Write out the data again exactly, skipping every picture.
--- BEGIN SOURCE DATA ---
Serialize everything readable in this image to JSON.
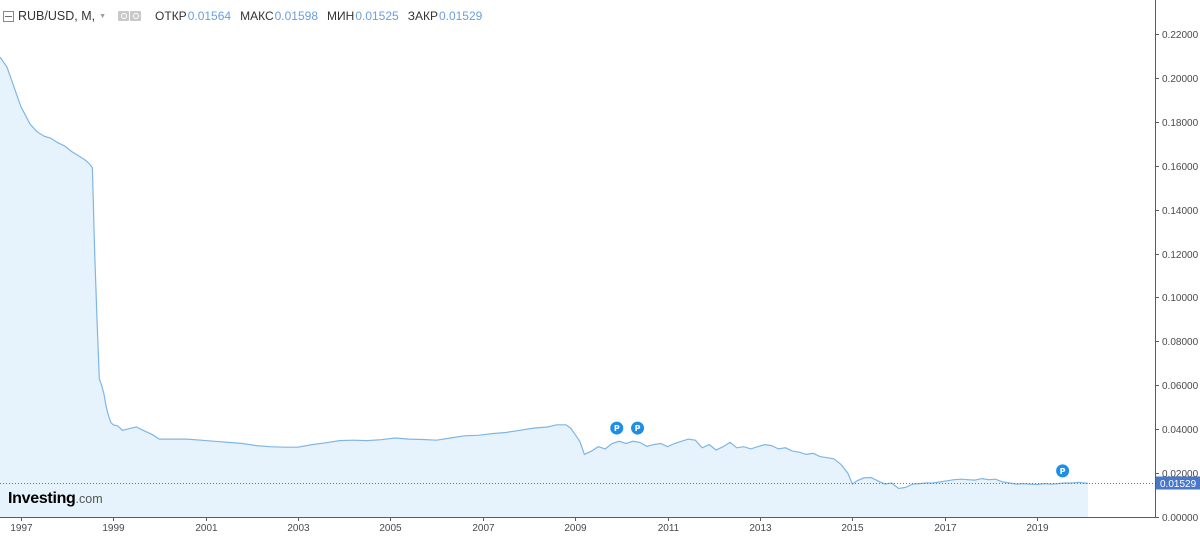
{
  "legend": {
    "symbol": "RUB/USD, M,",
    "open_label": "ОТКР",
    "open_value": "0.01564",
    "high_label": "МАКС",
    "high_value": "0.01598",
    "low_label": "МИН",
    "low_value": "0.01525",
    "close_label": "ЗАКР",
    "close_value": "0.01529"
  },
  "logo": {
    "main": "Investing",
    "sub": ".com"
  },
  "last_price_label": "0.01529",
  "marker_letter": "P",
  "colors": {
    "line": "#7fb6e6",
    "fill": "#e6f3fc",
    "axis": "#5c5c5c",
    "grid": "#ececec",
    "label_box": "#4a78c9",
    "marker": "#1e8fe8",
    "value_text": "#6a9fd8"
  },
  "chart_data": {
    "type": "area",
    "x_label_years": [
      "1997",
      "1999",
      "2001",
      "2003",
      "2005",
      "2007",
      "2009",
      "2011",
      "2013",
      "2015",
      "2017",
      "2019"
    ],
    "y_ticks": [
      "0.22000",
      "0.20000",
      "0.18000",
      "0.16000",
      "0.14000",
      "0.12000",
      "0.10000",
      "0.08000",
      "0.06000",
      "0.04000",
      "0.02000",
      "0.00000"
    ],
    "ylim": [
      0,
      0.22
    ],
    "xlim": [
      1996.55,
      2021.55
    ],
    "last_value": 0.01529,
    "markers": [
      {
        "x": 2009.9,
        "y": 0.0405,
        "label": "P"
      },
      {
        "x": 2010.35,
        "y": 0.0405,
        "label": "P"
      },
      {
        "x": 2019.55,
        "y": 0.021,
        "label": "P"
      }
    ],
    "series": [
      {
        "x": [
          1996.55,
          1996.7,
          1996.8,
          1996.9,
          1997.0,
          1997.1,
          1997.2,
          1997.35,
          1997.5,
          1997.65,
          1997.8,
          1997.95,
          1998.1,
          1998.25,
          1998.4,
          1998.5,
          1998.55,
          1998.6,
          1998.65,
          1998.7,
          1998.75,
          1998.8,
          1998.85,
          1998.9,
          1998.95,
          1999.0,
          1999.1,
          1999.2,
          1999.3,
          1999.4,
          1999.5,
          1999.6,
          1999.7,
          1999.85,
          2000.0,
          2000.3,
          2000.6,
          2000.9,
          2001.2,
          2001.5,
          2001.8,
          2002.1,
          2002.4,
          2002.7,
          2003.0,
          2003.3,
          2003.6,
          2003.9,
          2004.2,
          2004.5,
          2004.8,
          2005.1,
          2005.4,
          2005.7,
          2006.0,
          2006.3,
          2006.6,
          2006.9,
          2007.2,
          2007.5,
          2007.8,
          2008.1,
          2008.4,
          2008.6,
          2008.8,
          2008.9,
          2009.0,
          2009.1,
          2009.2,
          2009.35,
          2009.5,
          2009.65,
          2009.8,
          2009.95,
          2010.1,
          2010.25,
          2010.4,
          2010.55,
          2010.7,
          2010.85,
          2011.0,
          2011.15,
          2011.3,
          2011.45,
          2011.6,
          2011.75,
          2011.9,
          2012.05,
          2012.2,
          2012.35,
          2012.5,
          2012.65,
          2012.8,
          2012.95,
          2013.1,
          2013.25,
          2013.4,
          2013.55,
          2013.7,
          2013.85,
          2014.0,
          2014.15,
          2014.3,
          2014.45,
          2014.6,
          2014.75,
          2014.9,
          2015.0,
          2015.1,
          2015.25,
          2015.4,
          2015.55,
          2015.7,
          2015.85,
          2016.0,
          2016.15,
          2016.3,
          2016.45,
          2016.6,
          2016.75,
          2016.9,
          2017.05,
          2017.2,
          2017.35,
          2017.5,
          2017.65,
          2017.8,
          2017.95,
          2018.1,
          2018.25,
          2018.4,
          2018.55,
          2018.7,
          2018.85,
          2019.0,
          2019.15,
          2019.3,
          2019.45,
          2019.6,
          2019.75,
          2019.9,
          2020.1
        ],
        "y": [
          0.2095,
          0.205,
          0.199,
          0.193,
          0.187,
          0.183,
          0.179,
          0.1755,
          0.1735,
          0.1725,
          0.1705,
          0.169,
          0.1665,
          0.1645,
          0.1625,
          0.1605,
          0.159,
          0.12,
          0.09,
          0.063,
          0.06,
          0.056,
          0.05,
          0.046,
          0.043,
          0.042,
          0.0415,
          0.0395,
          0.04,
          0.0405,
          0.041,
          0.04,
          0.039,
          0.0375,
          0.0355,
          0.0355,
          0.0355,
          0.035,
          0.0345,
          0.034,
          0.0335,
          0.0325,
          0.032,
          0.0318,
          0.0318,
          0.033,
          0.0338,
          0.0348,
          0.035,
          0.0348,
          0.0352,
          0.036,
          0.0355,
          0.0353,
          0.035,
          0.036,
          0.037,
          0.0372,
          0.038,
          0.0385,
          0.0395,
          0.0405,
          0.041,
          0.042,
          0.042,
          0.0405,
          0.0375,
          0.0345,
          0.0285,
          0.03,
          0.032,
          0.031,
          0.0335,
          0.0345,
          0.0335,
          0.0345,
          0.034,
          0.0322,
          0.033,
          0.0335,
          0.032,
          0.0335,
          0.0345,
          0.0355,
          0.035,
          0.0315,
          0.033,
          0.0305,
          0.032,
          0.034,
          0.0315,
          0.032,
          0.031,
          0.032,
          0.033,
          0.0325,
          0.031,
          0.0315,
          0.03,
          0.0295,
          0.0285,
          0.029,
          0.0275,
          0.027,
          0.0265,
          0.024,
          0.02,
          0.015,
          0.0165,
          0.0178,
          0.018,
          0.0165,
          0.015,
          0.0155,
          0.013,
          0.0135,
          0.015,
          0.0152,
          0.0155,
          0.0155,
          0.016,
          0.0165,
          0.017,
          0.0172,
          0.017,
          0.0168,
          0.0175,
          0.017,
          0.0172,
          0.016,
          0.0155,
          0.015,
          0.0152,
          0.015,
          0.0148,
          0.0152,
          0.015,
          0.0152,
          0.0155,
          0.0155,
          0.0158,
          0.0153
        ]
      }
    ]
  }
}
--- END SOURCE DATA ---
■ **OUTPUT BELOW**:
Serialize everything readable in this image to JSON.
{
  "legend": {
    "symbol": "RUB/USD, M,",
    "open_label": "ОТКР",
    "open_value": "0.01564",
    "high_label": "МАКС",
    "high_value": "0.01598",
    "low_label": "МИН",
    "low_value": "0.01525",
    "close_label": "ЗАКР",
    "close_value": "0.01529"
  },
  "logo": {
    "main": "Investing",
    "sub": ".com"
  },
  "last_price_label": "0.01529",
  "marker_letter": "P",
  "colors": {
    "line": "#7fb6e6",
    "fill": "#e6f3fc",
    "axis": "#5c5c5c",
    "grid": "#ececec",
    "label_box": "#4a78c9",
    "marker": "#1e8fe8",
    "value_text": "#6a9fd8"
  },
  "chart_data": {
    "type": "area",
    "x_label_years": [
      "1997",
      "1999",
      "2001",
      "2003",
      "2005",
      "2007",
      "2009",
      "2011",
      "2013",
      "2015",
      "2017",
      "2019"
    ],
    "y_ticks": [
      "0.22000",
      "0.20000",
      "0.18000",
      "0.16000",
      "0.14000",
      "0.12000",
      "0.10000",
      "0.08000",
      "0.06000",
      "0.04000",
      "0.02000",
      "0.00000"
    ],
    "ylim": [
      0,
      0.22
    ],
    "xlim": [
      1996.55,
      2021.55
    ],
    "last_value": 0.01529,
    "markers": [
      {
        "x": 2009.9,
        "y": 0.0405,
        "label": "P"
      },
      {
        "x": 2010.35,
        "y": 0.0405,
        "label": "P"
      },
      {
        "x": 2019.55,
        "y": 0.021,
        "label": "P"
      }
    ],
    "series": [
      {
        "x": [
          1996.55,
          1996.7,
          1996.8,
          1996.9,
          1997.0,
          1997.1,
          1997.2,
          1997.35,
          1997.5,
          1997.65,
          1997.8,
          1997.95,
          1998.1,
          1998.25,
          1998.4,
          1998.5,
          1998.55,
          1998.6,
          1998.65,
          1998.7,
          1998.75,
          1998.8,
          1998.85,
          1998.9,
          1998.95,
          1999.0,
          1999.1,
          1999.2,
          1999.3,
          1999.4,
          1999.5,
          1999.6,
          1999.7,
          1999.85,
          2000.0,
          2000.3,
          2000.6,
          2000.9,
          2001.2,
          2001.5,
          2001.8,
          2002.1,
          2002.4,
          2002.7,
          2003.0,
          2003.3,
          2003.6,
          2003.9,
          2004.2,
          2004.5,
          2004.8,
          2005.1,
          2005.4,
          2005.7,
          2006.0,
          2006.3,
          2006.6,
          2006.9,
          2007.2,
          2007.5,
          2007.8,
          2008.1,
          2008.4,
          2008.6,
          2008.8,
          2008.9,
          2009.0,
          2009.1,
          2009.2,
          2009.35,
          2009.5,
          2009.65,
          2009.8,
          2009.95,
          2010.1,
          2010.25,
          2010.4,
          2010.55,
          2010.7,
          2010.85,
          2011.0,
          2011.15,
          2011.3,
          2011.45,
          2011.6,
          2011.75,
          2011.9,
          2012.05,
          2012.2,
          2012.35,
          2012.5,
          2012.65,
          2012.8,
          2012.95,
          2013.1,
          2013.25,
          2013.4,
          2013.55,
          2013.7,
          2013.85,
          2014.0,
          2014.15,
          2014.3,
          2014.45,
          2014.6,
          2014.75,
          2014.9,
          2015.0,
          2015.1,
          2015.25,
          2015.4,
          2015.55,
          2015.7,
          2015.85,
          2016.0,
          2016.15,
          2016.3,
          2016.45,
          2016.6,
          2016.75,
          2016.9,
          2017.05,
          2017.2,
          2017.35,
          2017.5,
          2017.65,
          2017.8,
          2017.95,
          2018.1,
          2018.25,
          2018.4,
          2018.55,
          2018.7,
          2018.85,
          2019.0,
          2019.15,
          2019.3,
          2019.45,
          2019.6,
          2019.75,
          2019.9,
          2020.1
        ],
        "y": [
          0.2095,
          0.205,
          0.199,
          0.193,
          0.187,
          0.183,
          0.179,
          0.1755,
          0.1735,
          0.1725,
          0.1705,
          0.169,
          0.1665,
          0.1645,
          0.1625,
          0.1605,
          0.159,
          0.12,
          0.09,
          0.063,
          0.06,
          0.056,
          0.05,
          0.046,
          0.043,
          0.042,
          0.0415,
          0.0395,
          0.04,
          0.0405,
          0.041,
          0.04,
          0.039,
          0.0375,
          0.0355,
          0.0355,
          0.0355,
          0.035,
          0.0345,
          0.034,
          0.0335,
          0.0325,
          0.032,
          0.0318,
          0.0318,
          0.033,
          0.0338,
          0.0348,
          0.035,
          0.0348,
          0.0352,
          0.036,
          0.0355,
          0.0353,
          0.035,
          0.036,
          0.037,
          0.0372,
          0.038,
          0.0385,
          0.0395,
          0.0405,
          0.041,
          0.042,
          0.042,
          0.0405,
          0.0375,
          0.0345,
          0.0285,
          0.03,
          0.032,
          0.031,
          0.0335,
          0.0345,
          0.0335,
          0.0345,
          0.034,
          0.0322,
          0.033,
          0.0335,
          0.032,
          0.0335,
          0.0345,
          0.0355,
          0.035,
          0.0315,
          0.033,
          0.0305,
          0.032,
          0.034,
          0.0315,
          0.032,
          0.031,
          0.032,
          0.033,
          0.0325,
          0.031,
          0.0315,
          0.03,
          0.0295,
          0.0285,
          0.029,
          0.0275,
          0.027,
          0.0265,
          0.024,
          0.02,
          0.015,
          0.0165,
          0.0178,
          0.018,
          0.0165,
          0.015,
          0.0155,
          0.013,
          0.0135,
          0.015,
          0.0152,
          0.0155,
          0.0155,
          0.016,
          0.0165,
          0.017,
          0.0172,
          0.017,
          0.0168,
          0.0175,
          0.017,
          0.0172,
          0.016,
          0.0155,
          0.015,
          0.0152,
          0.015,
          0.0148,
          0.0152,
          0.015,
          0.0152,
          0.0155,
          0.0155,
          0.0158,
          0.0153
        ]
      }
    ]
  }
}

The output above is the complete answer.